Data records

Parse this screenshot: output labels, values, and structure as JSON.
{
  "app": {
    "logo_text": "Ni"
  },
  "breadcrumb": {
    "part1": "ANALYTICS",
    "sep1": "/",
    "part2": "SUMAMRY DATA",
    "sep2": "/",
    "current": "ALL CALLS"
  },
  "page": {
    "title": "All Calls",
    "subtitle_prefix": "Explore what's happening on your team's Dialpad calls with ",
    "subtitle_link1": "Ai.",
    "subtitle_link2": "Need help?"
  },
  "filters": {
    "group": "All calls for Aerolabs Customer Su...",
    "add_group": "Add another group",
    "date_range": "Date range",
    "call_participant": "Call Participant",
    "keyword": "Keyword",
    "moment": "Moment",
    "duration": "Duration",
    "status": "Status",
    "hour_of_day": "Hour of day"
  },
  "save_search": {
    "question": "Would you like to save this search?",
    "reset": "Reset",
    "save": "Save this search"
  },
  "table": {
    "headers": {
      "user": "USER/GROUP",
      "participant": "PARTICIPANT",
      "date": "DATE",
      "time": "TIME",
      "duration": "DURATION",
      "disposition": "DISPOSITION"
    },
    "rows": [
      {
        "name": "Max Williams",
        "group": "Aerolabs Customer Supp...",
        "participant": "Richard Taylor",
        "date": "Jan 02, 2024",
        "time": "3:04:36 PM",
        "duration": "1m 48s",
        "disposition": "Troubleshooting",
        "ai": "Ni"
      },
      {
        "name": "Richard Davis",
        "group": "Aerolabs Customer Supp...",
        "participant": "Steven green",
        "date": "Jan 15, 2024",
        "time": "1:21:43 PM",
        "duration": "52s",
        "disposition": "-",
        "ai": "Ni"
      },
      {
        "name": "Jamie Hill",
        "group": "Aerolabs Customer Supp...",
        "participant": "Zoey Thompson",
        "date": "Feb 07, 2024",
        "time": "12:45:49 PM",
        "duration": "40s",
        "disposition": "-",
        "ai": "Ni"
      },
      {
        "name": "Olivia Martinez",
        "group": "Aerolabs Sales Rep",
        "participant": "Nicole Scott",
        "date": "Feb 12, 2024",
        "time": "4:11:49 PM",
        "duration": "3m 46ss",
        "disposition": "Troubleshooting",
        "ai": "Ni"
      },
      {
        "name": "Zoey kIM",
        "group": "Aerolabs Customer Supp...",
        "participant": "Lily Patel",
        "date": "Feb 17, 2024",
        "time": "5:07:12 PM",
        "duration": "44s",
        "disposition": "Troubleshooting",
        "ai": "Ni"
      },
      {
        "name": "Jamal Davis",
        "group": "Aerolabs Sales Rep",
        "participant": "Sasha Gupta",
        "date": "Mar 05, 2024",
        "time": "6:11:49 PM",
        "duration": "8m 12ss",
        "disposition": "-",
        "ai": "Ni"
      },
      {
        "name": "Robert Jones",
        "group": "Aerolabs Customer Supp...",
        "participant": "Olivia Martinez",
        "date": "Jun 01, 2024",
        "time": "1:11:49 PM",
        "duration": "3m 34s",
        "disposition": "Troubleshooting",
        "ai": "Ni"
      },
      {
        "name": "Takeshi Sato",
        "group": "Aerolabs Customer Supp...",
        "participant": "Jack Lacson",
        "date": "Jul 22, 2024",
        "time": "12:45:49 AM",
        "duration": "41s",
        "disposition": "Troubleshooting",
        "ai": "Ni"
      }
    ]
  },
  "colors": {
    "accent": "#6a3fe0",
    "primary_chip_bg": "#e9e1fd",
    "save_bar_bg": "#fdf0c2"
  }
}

(Request) Show all lines from the data above in which the word "Olivia" appears.

(Task response)
        "name": "Olivia Martinez",
        "participant": "Olivia Martinez",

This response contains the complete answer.